Start Records for the exercise
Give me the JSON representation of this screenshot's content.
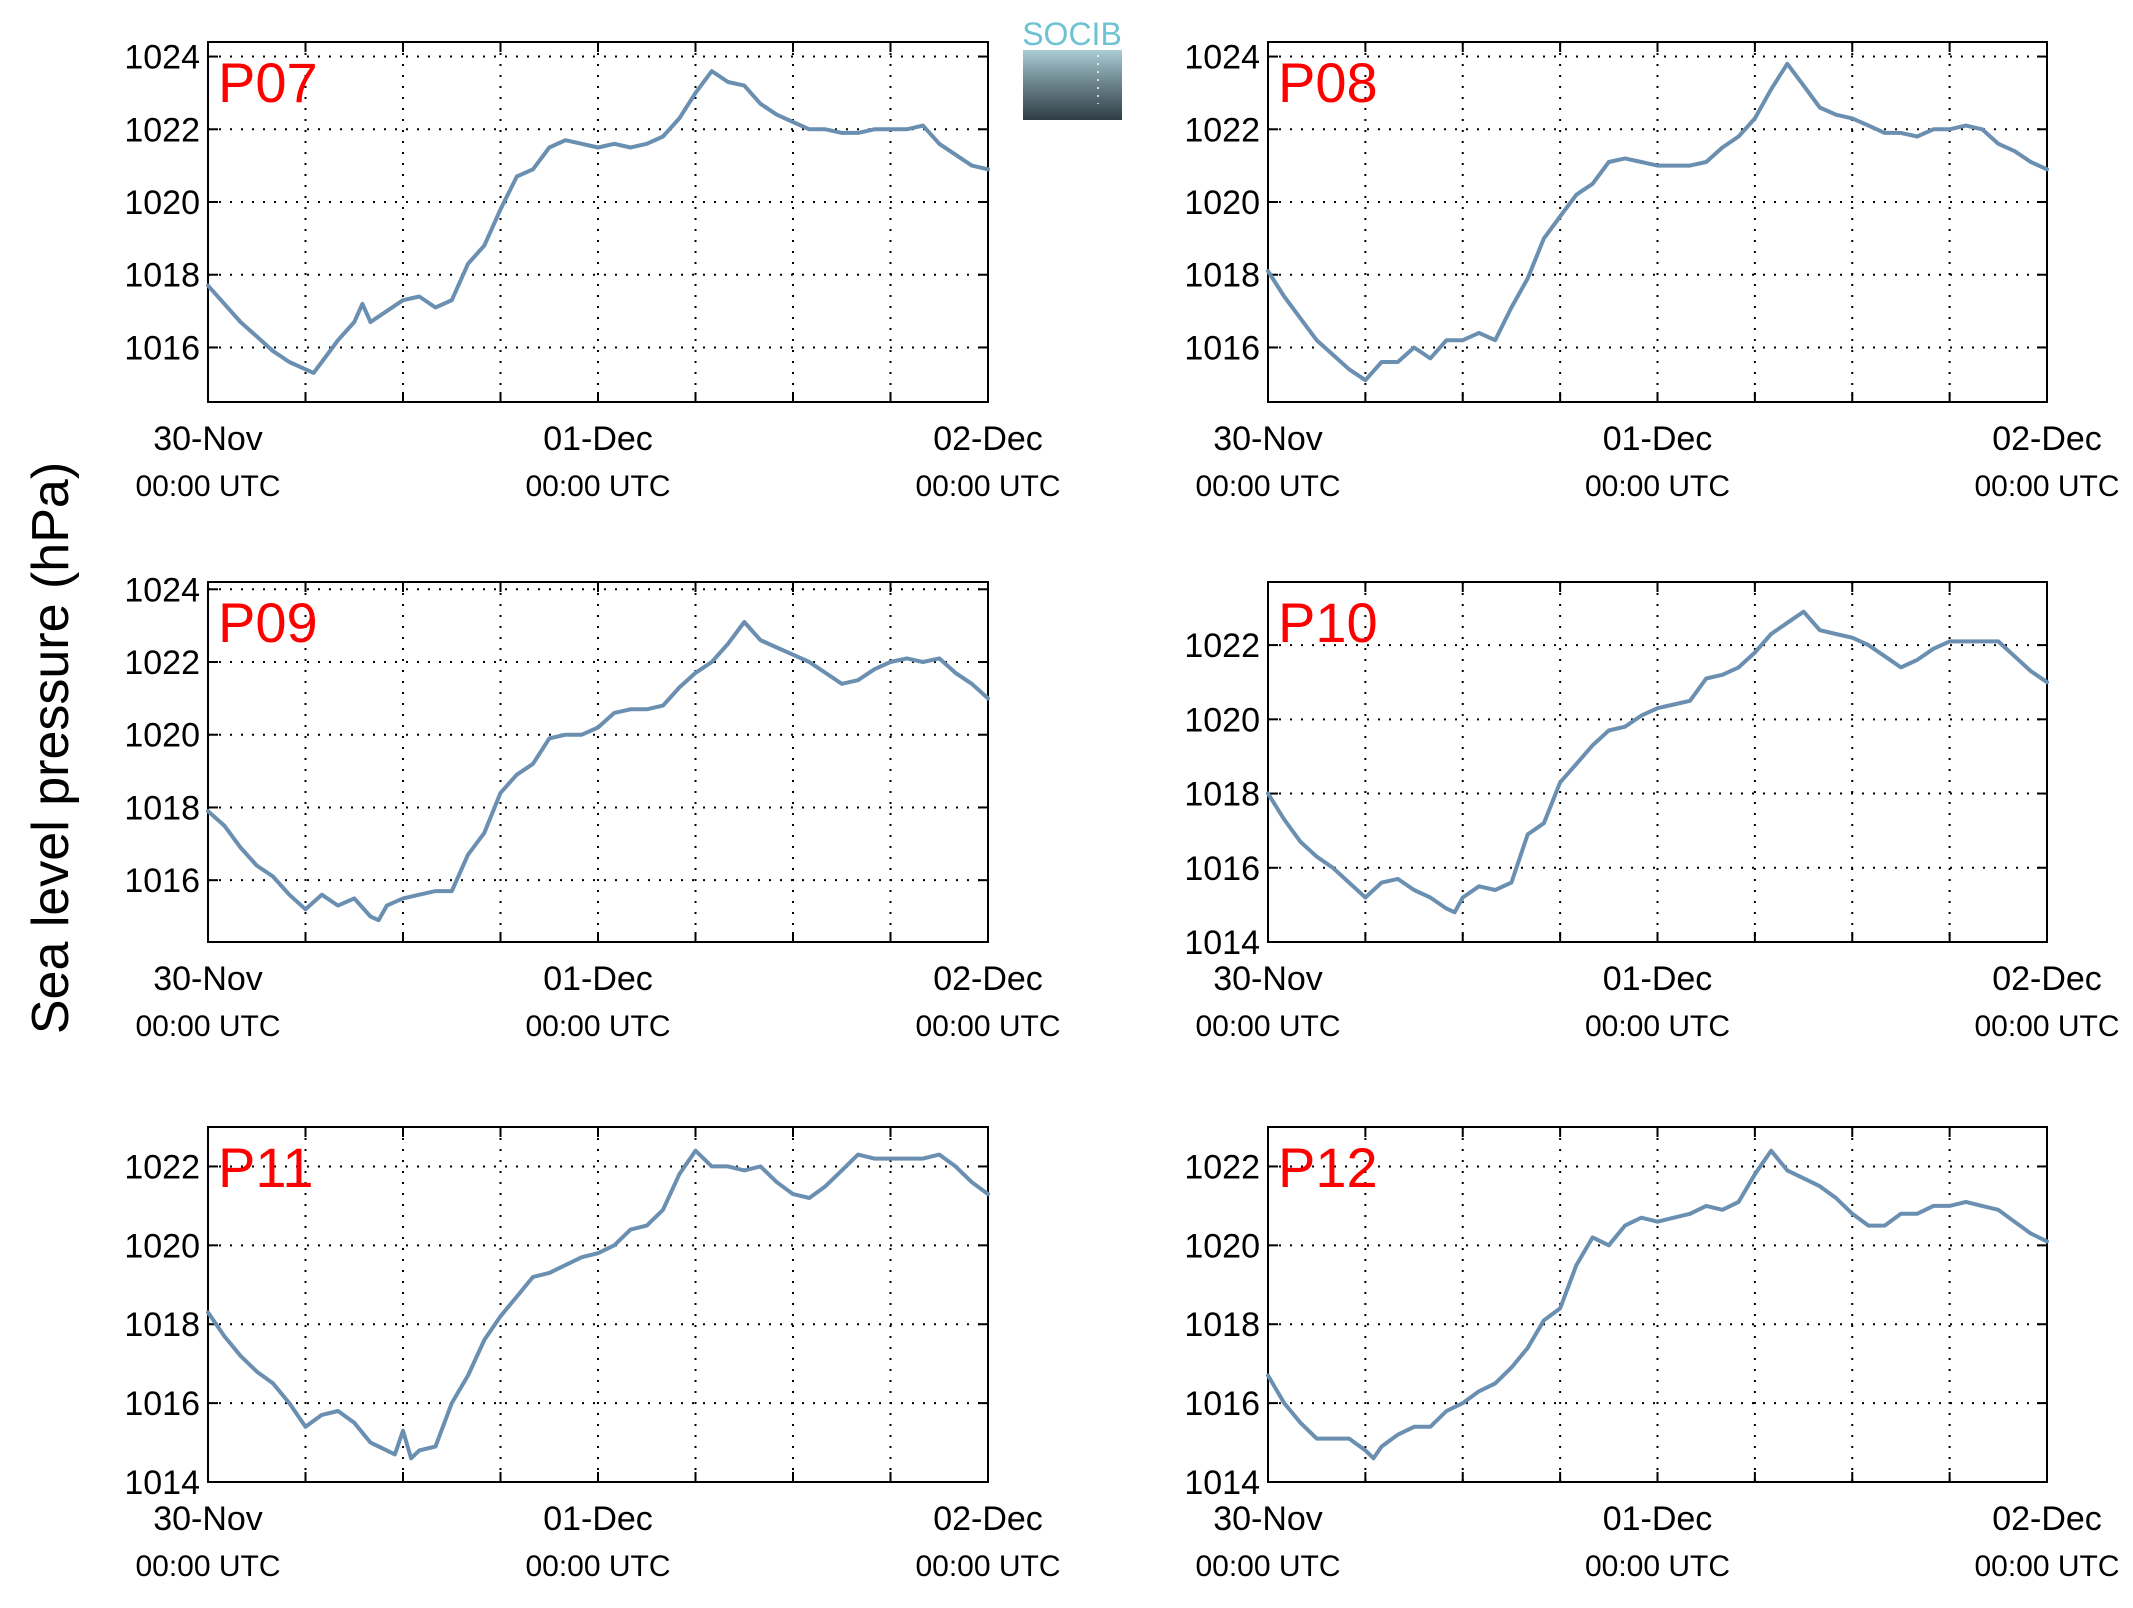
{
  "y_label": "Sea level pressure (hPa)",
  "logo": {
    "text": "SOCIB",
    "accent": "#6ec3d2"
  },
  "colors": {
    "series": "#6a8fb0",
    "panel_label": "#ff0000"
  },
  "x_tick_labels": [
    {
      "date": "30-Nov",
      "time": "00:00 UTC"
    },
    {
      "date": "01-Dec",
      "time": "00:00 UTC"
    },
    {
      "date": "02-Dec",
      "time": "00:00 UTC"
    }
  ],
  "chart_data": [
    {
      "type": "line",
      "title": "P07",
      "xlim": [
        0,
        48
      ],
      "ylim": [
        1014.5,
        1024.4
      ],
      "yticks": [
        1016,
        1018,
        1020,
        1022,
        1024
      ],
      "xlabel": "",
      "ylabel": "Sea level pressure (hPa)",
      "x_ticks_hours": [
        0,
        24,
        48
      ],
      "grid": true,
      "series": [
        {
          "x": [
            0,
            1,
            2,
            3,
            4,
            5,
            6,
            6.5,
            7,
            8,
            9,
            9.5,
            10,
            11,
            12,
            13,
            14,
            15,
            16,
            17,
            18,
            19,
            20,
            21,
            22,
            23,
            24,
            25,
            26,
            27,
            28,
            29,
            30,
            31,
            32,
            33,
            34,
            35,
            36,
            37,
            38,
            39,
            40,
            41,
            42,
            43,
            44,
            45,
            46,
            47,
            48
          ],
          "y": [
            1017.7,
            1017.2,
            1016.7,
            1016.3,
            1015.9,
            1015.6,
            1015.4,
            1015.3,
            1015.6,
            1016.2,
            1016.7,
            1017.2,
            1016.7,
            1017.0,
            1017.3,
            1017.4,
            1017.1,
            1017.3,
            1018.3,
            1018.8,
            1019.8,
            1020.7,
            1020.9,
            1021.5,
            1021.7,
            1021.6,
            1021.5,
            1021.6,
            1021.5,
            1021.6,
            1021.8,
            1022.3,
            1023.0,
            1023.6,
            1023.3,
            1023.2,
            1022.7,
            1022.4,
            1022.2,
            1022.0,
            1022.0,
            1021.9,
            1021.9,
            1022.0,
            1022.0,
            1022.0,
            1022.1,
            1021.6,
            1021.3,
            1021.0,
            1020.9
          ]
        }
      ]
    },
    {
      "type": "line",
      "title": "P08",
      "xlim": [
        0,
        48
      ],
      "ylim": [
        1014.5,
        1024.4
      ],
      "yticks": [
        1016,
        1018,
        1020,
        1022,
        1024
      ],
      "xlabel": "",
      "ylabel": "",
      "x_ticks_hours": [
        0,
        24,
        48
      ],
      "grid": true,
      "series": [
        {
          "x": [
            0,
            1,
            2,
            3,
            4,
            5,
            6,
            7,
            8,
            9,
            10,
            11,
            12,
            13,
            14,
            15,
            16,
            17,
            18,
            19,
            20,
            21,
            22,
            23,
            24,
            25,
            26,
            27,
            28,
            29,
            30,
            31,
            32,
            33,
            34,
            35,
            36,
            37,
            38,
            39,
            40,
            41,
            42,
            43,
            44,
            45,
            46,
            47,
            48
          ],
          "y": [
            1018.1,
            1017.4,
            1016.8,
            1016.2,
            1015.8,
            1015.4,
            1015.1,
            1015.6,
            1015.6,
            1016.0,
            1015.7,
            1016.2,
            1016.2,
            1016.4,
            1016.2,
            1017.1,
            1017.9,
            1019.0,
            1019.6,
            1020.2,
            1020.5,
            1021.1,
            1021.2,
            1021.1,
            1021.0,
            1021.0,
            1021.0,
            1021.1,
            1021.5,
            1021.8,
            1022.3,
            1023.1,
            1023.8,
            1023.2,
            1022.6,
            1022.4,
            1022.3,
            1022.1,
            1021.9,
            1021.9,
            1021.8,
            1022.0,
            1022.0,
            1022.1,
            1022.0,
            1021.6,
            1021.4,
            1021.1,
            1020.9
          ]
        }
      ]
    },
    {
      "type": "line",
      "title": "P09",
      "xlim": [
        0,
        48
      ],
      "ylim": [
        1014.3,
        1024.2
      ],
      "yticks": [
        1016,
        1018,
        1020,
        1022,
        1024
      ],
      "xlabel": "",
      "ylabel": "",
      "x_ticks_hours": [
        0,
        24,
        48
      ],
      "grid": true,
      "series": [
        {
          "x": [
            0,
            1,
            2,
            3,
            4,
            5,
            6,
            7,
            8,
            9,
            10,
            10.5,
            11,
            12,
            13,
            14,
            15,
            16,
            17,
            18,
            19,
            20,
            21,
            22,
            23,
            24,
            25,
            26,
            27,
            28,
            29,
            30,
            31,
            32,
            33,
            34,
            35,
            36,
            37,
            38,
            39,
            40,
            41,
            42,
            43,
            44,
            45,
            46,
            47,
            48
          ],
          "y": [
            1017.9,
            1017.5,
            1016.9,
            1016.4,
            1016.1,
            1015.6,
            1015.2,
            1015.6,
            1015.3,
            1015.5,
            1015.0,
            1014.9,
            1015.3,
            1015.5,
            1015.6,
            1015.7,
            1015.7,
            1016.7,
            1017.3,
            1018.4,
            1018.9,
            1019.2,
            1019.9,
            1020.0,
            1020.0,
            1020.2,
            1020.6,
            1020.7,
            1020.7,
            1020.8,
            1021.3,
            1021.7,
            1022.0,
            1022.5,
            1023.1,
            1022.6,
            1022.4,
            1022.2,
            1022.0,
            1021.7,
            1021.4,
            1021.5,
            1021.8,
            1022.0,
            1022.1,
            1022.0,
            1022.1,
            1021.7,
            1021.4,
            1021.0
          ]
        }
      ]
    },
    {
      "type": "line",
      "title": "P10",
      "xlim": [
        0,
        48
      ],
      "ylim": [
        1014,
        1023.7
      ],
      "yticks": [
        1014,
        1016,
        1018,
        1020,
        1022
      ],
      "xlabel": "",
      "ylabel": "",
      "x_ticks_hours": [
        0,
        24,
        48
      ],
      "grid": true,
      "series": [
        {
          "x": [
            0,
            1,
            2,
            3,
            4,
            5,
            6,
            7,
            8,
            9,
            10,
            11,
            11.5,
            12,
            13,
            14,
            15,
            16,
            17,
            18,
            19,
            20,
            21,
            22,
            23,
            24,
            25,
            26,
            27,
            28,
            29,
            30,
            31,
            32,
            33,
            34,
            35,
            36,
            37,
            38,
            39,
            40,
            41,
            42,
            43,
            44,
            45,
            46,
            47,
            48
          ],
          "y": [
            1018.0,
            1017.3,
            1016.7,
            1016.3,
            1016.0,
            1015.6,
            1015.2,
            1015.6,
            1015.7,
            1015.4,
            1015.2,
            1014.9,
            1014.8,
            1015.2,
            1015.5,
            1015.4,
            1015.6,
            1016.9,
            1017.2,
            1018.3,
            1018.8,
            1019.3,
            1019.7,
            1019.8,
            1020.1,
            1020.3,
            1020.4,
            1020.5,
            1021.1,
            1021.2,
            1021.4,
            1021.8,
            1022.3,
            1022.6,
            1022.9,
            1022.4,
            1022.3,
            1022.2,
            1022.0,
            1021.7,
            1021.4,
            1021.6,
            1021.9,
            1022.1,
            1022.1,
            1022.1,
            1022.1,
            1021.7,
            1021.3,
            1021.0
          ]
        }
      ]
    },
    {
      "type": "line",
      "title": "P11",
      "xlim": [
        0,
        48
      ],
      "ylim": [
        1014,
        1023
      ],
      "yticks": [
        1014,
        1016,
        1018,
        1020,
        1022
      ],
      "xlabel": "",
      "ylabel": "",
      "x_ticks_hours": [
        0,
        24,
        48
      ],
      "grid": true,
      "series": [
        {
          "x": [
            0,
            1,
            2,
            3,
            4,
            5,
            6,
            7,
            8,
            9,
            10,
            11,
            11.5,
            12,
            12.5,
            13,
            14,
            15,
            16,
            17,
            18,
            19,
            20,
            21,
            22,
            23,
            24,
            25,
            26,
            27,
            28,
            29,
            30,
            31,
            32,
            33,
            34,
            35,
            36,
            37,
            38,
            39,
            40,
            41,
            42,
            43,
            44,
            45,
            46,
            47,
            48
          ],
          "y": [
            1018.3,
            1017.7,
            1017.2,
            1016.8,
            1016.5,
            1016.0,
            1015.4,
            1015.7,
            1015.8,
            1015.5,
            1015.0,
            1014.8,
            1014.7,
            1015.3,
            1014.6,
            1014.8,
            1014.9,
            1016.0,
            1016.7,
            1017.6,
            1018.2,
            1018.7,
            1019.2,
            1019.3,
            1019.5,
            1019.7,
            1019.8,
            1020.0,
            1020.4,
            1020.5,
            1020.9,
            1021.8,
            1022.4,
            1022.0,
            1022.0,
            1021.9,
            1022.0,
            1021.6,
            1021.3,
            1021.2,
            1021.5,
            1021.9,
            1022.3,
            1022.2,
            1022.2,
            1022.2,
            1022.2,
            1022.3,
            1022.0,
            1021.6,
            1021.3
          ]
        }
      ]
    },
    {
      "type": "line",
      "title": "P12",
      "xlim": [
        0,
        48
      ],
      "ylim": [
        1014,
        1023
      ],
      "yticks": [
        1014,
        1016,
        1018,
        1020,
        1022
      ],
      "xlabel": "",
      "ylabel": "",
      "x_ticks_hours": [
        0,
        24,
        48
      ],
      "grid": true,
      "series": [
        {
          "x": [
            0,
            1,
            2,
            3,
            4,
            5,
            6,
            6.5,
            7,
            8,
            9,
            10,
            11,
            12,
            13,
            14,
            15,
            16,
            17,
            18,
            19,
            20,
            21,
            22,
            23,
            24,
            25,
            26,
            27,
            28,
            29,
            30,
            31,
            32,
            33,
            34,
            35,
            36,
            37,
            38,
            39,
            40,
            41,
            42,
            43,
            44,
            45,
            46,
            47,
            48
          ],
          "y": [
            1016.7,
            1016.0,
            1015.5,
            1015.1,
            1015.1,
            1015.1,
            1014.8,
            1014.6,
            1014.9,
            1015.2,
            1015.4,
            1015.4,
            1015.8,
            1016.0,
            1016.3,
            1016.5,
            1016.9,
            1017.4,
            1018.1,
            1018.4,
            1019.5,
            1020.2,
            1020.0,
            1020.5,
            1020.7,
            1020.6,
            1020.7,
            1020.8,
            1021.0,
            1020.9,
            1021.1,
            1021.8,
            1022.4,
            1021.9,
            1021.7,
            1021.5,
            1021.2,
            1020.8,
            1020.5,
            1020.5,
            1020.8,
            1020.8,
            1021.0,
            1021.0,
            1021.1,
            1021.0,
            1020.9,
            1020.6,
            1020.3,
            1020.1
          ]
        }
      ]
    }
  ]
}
End Records for the exercise
Start Records for the exercise
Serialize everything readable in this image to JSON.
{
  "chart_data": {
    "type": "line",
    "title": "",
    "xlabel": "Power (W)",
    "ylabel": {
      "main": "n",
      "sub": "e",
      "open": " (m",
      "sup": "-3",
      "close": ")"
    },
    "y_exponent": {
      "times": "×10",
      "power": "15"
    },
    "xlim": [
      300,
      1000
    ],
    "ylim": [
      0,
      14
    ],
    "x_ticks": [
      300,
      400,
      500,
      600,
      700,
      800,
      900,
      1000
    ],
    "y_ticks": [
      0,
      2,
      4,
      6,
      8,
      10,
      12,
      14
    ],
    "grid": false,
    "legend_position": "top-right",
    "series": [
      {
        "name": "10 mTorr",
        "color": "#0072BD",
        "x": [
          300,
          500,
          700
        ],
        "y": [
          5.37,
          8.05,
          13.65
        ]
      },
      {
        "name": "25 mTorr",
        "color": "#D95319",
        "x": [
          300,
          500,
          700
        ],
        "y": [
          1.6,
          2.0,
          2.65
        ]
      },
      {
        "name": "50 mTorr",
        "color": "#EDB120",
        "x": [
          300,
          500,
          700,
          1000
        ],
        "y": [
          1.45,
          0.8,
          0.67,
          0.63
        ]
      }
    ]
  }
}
End Records for the exercise
Start Records for the exercise
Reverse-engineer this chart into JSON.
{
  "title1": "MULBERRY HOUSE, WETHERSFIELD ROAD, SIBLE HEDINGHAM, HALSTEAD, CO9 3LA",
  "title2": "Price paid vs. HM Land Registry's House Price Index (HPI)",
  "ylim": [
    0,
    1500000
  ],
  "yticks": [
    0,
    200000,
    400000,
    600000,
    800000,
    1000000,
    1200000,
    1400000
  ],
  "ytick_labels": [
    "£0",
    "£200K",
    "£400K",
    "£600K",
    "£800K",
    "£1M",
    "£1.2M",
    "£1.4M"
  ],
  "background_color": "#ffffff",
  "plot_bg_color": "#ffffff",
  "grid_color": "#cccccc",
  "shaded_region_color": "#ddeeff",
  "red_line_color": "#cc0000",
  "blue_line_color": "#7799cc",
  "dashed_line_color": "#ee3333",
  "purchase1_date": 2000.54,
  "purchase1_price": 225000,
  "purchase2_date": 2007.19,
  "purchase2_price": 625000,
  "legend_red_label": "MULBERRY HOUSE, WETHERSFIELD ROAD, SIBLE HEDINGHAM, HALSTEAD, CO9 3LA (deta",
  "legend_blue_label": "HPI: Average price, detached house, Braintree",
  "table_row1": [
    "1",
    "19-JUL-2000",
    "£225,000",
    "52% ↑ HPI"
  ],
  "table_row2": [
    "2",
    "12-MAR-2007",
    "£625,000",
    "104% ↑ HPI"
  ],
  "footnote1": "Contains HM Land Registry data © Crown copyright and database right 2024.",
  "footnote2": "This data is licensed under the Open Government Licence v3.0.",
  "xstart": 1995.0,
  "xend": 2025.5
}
End Records for the exercise
**What the task requires**
Identify the lines above with the word "right". Copy them.

**Full solution**
    "legend_position": "top-right",
  "footnote1": "Contains HM Land Registry data © Crown copyright and database right 2024.",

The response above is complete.